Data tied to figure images

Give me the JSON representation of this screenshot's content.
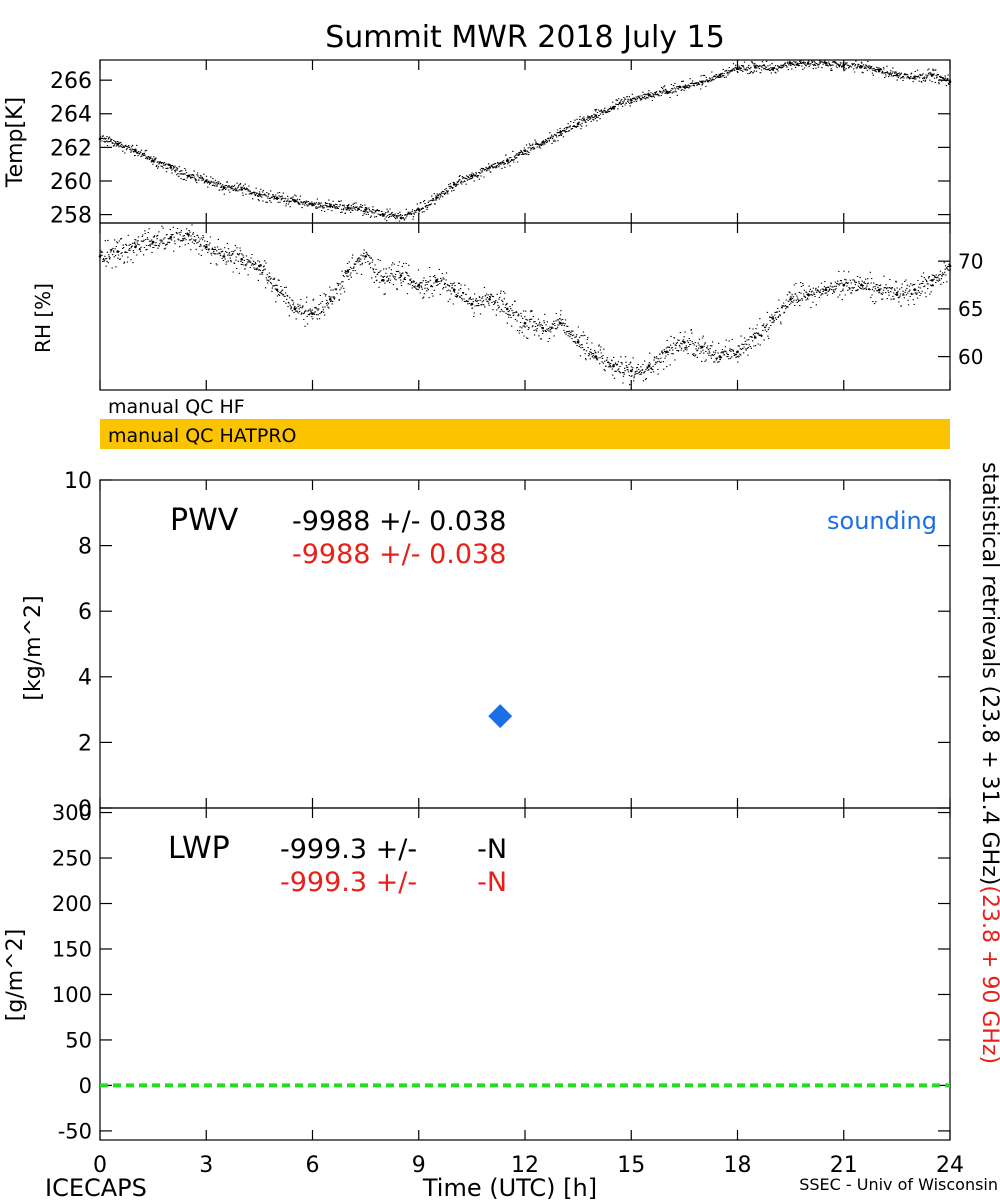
{
  "page": {
    "title": "Summit MWR 2018 July 15",
    "footer_left": "ICECAPS",
    "footer_right": "SSEC - Univ of Wisconsin",
    "right_label_black": "statistical retrievals (23.8 + 31.4 GHz)",
    "right_label_red": "(23.8 + 90 GHz)"
  },
  "colors": {
    "axis": "#000000",
    "red_text": "#e8201a",
    "sounding_blue": "#1a6fe6",
    "qc_orange": "#fcc400",
    "lwp_green": "#22dd22"
  },
  "qc": {
    "hf_label": "manual QC HF",
    "hatpro_label": "manual QC HATPRO"
  },
  "chart_data": [
    {
      "name": "temperature",
      "type": "scatter",
      "ylabel": "Temp[K]",
      "xlim": [
        0,
        24
      ],
      "ylim": [
        257.5,
        267.2
      ],
      "yticks": [
        "258",
        "260",
        "262",
        "264",
        "266"
      ],
      "x": [
        0,
        0.5,
        1,
        1.5,
        2,
        2.5,
        3,
        3.5,
        4,
        4.5,
        5,
        5.5,
        6,
        6.5,
        7,
        7.5,
        8,
        8.5,
        9,
        9.5,
        10,
        10.5,
        11,
        11.5,
        12,
        12.5,
        13,
        13.5,
        14,
        14.5,
        15,
        15.5,
        16,
        16.5,
        17,
        17.5,
        18,
        18.5,
        19,
        19.5,
        20,
        20.5,
        21,
        21.5,
        22,
        22.5,
        23,
        23.5,
        24
      ],
      "y": [
        262.5,
        262.2,
        261.8,
        261.2,
        260.8,
        260.3,
        260.0,
        259.6,
        259.5,
        259.2,
        259.0,
        258.8,
        258.6,
        258.5,
        258.4,
        258.3,
        258.0,
        257.8,
        258.3,
        259.0,
        259.8,
        260.3,
        260.8,
        261.2,
        261.8,
        262.3,
        262.9,
        263.4,
        263.9,
        264.4,
        264.8,
        265.1,
        265.3,
        265.6,
        265.9,
        266.3,
        266.7,
        266.8,
        266.7,
        267.0,
        267.0,
        267.0,
        266.9,
        266.8,
        266.6,
        266.3,
        266.2,
        266.3,
        265.9
      ],
      "noise": 0.25
    },
    {
      "name": "relative_humidity",
      "type": "scatter",
      "ylabel": "RH [%]",
      "xlim": [
        0,
        24
      ],
      "ylim": [
        56.5,
        74
      ],
      "yticks": [
        "60",
        "65",
        "70"
      ],
      "x": [
        0,
        0.5,
        1,
        1.5,
        2,
        2.5,
        3,
        3.5,
        4,
        4.5,
        5,
        5.5,
        6,
        6.5,
        7,
        7.5,
        8,
        8.5,
        9,
        9.5,
        10,
        10.5,
        11,
        11.5,
        12,
        12.5,
        13,
        13.5,
        14,
        14.5,
        15,
        15.5,
        16,
        16.5,
        17,
        17.5,
        18,
        18.5,
        19,
        19.5,
        20,
        20.5,
        21,
        21.5,
        22,
        22.5,
        23,
        23.5,
        24
      ],
      "y": [
        70.5,
        71.0,
        71.5,
        72.0,
        72.5,
        72.8,
        71.5,
        70.5,
        70.2,
        69.5,
        67.0,
        65.0,
        64.5,
        66.0,
        69.0,
        70.5,
        68.0,
        68.5,
        67.5,
        68.0,
        67.0,
        65.5,
        66.0,
        65.0,
        63.5,
        63.0,
        63.5,
        61.5,
        60.0,
        59.0,
        58.5,
        59.0,
        60.5,
        61.5,
        61.0,
        60.0,
        60.5,
        62.0,
        64.0,
        66.0,
        66.5,
        67.0,
        67.5,
        67.5,
        67.0,
        66.5,
        67.0,
        68.0,
        69.5
      ],
      "noise": 1.0
    },
    {
      "name": "pwv",
      "type": "scatter",
      "ylabel": "[kg/m^2]",
      "xlim": [
        0,
        24
      ],
      "ylim": [
        0,
        10
      ],
      "yticks": [
        "0",
        "2",
        "4",
        "6",
        "8",
        "10"
      ],
      "label": "PWV",
      "stat_black": "-9988 +/- 0.038",
      "stat_red": "-9988 +/- 0.038",
      "legend": "sounding",
      "points": [
        {
          "x": 11.3,
          "y": 2.8
        }
      ]
    },
    {
      "name": "lwp",
      "type": "line",
      "ylabel": "[g/m^2]",
      "xlim": [
        0,
        24
      ],
      "ylim": [
        -60,
        305
      ],
      "yticks": [
        "-50",
        "0",
        "50",
        "100",
        "150",
        "200",
        "250",
        "300"
      ],
      "label": "LWP",
      "stat_black": "-999.3 +/-       -N",
      "stat_red": "-999.3 +/-       -N",
      "line_y": 0,
      "xlabel": "Time (UTC) [h]",
      "xticks": [
        "0",
        "3",
        "6",
        "9",
        "12",
        "15",
        "18",
        "21",
        "24"
      ]
    }
  ]
}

*Set problem*:
In the entries above, find each line with the word "manual" and copy it.

*Result of the task*:
    "hf_label": "manual QC HF",
    "hatpro_label": "manual QC HATPRO"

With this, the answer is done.